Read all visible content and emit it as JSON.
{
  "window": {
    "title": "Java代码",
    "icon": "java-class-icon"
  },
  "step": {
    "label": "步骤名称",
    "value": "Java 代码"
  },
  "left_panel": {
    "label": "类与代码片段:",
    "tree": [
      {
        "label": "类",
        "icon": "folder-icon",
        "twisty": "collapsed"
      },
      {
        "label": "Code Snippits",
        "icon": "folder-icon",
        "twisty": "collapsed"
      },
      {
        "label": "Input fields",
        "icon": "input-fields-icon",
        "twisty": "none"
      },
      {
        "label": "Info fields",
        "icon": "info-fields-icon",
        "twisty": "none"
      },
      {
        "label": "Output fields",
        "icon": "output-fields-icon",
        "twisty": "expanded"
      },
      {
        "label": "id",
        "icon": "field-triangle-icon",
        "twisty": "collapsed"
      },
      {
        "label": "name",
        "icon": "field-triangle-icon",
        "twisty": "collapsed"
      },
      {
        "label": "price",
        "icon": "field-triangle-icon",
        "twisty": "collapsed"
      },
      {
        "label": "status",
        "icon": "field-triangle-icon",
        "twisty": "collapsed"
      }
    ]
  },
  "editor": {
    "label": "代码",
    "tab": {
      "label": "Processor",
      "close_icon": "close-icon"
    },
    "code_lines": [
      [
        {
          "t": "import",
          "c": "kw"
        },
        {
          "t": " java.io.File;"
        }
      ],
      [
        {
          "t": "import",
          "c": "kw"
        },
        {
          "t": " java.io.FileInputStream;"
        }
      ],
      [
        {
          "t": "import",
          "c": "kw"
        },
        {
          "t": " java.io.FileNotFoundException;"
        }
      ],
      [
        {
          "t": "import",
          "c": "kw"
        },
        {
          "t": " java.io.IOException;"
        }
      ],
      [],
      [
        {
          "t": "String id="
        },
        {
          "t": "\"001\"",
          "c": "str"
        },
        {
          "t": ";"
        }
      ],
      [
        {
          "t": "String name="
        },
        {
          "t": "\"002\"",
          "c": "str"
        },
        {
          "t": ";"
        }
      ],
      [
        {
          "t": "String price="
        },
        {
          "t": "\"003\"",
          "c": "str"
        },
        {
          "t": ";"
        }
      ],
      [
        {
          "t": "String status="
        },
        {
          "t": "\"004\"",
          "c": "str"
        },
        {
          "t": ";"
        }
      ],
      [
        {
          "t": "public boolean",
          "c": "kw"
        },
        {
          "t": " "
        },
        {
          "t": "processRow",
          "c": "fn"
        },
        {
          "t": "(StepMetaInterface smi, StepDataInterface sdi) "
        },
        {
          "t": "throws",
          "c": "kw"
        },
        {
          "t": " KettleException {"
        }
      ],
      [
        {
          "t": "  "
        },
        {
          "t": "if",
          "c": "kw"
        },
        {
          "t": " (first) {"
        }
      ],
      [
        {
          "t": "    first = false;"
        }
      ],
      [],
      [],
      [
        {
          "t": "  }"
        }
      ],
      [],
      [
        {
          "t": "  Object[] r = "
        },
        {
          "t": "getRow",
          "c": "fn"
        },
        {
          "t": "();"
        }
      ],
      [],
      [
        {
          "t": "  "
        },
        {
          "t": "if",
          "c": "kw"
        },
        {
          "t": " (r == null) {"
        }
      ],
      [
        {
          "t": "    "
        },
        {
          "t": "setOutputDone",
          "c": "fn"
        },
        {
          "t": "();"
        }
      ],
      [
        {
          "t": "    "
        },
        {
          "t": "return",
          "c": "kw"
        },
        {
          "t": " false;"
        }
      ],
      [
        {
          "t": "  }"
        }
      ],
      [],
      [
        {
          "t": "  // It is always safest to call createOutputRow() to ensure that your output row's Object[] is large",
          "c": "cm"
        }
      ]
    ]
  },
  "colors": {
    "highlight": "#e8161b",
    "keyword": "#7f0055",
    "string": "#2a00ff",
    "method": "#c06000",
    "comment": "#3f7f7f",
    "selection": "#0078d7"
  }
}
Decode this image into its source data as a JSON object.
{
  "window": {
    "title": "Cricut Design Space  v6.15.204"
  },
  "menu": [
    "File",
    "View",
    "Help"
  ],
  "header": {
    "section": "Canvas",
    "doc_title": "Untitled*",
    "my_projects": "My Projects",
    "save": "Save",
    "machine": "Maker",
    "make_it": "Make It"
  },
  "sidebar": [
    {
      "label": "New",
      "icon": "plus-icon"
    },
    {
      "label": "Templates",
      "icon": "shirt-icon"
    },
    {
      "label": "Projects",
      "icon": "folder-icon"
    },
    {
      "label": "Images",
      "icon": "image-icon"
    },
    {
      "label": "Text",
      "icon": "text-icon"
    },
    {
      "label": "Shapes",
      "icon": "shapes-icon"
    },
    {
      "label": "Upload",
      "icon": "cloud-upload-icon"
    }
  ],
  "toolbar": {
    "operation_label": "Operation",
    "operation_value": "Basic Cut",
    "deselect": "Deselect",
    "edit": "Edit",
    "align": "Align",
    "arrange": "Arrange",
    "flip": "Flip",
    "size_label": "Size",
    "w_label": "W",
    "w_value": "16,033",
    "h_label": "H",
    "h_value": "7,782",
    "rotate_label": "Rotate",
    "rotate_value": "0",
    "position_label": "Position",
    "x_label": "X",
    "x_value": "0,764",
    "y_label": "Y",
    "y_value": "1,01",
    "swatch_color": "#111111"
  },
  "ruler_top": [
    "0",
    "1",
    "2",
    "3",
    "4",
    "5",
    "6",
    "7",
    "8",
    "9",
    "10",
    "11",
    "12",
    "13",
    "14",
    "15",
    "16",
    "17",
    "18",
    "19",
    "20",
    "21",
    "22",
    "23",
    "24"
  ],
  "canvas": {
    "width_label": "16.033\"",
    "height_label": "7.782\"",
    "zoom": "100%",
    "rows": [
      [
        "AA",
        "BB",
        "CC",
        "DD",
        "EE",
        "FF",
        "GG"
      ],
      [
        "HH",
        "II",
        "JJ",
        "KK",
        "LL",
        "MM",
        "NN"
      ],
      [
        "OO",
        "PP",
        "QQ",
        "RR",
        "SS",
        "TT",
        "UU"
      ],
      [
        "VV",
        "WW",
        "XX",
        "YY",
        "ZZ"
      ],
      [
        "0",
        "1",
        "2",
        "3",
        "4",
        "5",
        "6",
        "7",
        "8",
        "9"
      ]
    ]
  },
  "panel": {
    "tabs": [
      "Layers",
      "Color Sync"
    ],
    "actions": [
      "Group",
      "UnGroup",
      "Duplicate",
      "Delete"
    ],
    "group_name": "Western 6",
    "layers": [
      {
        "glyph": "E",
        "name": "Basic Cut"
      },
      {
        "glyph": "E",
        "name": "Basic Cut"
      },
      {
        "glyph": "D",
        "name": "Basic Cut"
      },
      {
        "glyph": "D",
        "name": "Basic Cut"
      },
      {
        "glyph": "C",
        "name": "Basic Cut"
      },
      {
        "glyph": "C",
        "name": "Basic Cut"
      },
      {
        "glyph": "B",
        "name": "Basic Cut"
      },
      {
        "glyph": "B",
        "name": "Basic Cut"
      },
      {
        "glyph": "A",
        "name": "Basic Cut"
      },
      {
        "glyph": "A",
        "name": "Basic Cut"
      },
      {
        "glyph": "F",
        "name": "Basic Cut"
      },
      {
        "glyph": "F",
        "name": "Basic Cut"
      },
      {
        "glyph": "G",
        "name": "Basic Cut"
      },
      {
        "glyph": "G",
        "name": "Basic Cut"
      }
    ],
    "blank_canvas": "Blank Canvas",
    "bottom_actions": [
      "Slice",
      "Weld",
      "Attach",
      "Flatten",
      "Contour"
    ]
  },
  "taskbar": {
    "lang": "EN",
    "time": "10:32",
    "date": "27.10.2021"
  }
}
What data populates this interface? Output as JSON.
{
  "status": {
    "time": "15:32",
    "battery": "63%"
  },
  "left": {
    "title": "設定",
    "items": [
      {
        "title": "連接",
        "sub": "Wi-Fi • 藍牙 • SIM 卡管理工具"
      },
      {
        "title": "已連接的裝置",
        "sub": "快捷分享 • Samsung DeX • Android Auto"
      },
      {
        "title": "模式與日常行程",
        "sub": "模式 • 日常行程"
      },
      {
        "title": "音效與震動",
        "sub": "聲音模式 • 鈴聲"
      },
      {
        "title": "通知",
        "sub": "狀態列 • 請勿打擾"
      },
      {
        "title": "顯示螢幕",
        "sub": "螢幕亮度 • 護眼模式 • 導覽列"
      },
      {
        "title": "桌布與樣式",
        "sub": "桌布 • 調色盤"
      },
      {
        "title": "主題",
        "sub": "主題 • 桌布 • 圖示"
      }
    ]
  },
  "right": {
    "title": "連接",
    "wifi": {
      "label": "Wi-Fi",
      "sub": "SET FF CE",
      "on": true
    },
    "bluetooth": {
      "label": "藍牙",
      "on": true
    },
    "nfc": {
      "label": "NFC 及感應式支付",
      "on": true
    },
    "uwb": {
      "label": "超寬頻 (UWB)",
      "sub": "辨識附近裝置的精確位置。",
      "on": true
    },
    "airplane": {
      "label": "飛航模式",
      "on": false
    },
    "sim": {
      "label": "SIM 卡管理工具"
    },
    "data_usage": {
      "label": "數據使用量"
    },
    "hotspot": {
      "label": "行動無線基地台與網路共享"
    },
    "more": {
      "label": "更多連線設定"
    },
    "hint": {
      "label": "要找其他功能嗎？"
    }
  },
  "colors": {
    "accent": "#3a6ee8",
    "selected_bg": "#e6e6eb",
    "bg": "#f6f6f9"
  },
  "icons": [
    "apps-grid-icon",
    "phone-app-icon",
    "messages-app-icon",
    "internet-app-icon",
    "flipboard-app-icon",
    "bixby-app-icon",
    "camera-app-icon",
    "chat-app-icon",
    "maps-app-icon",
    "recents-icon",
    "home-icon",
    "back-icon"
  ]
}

__Exercise goal__
Track down all lines above with the string "status" and copy them.

__In response__
        "label": "status",
          "t": "String status="
  "status": {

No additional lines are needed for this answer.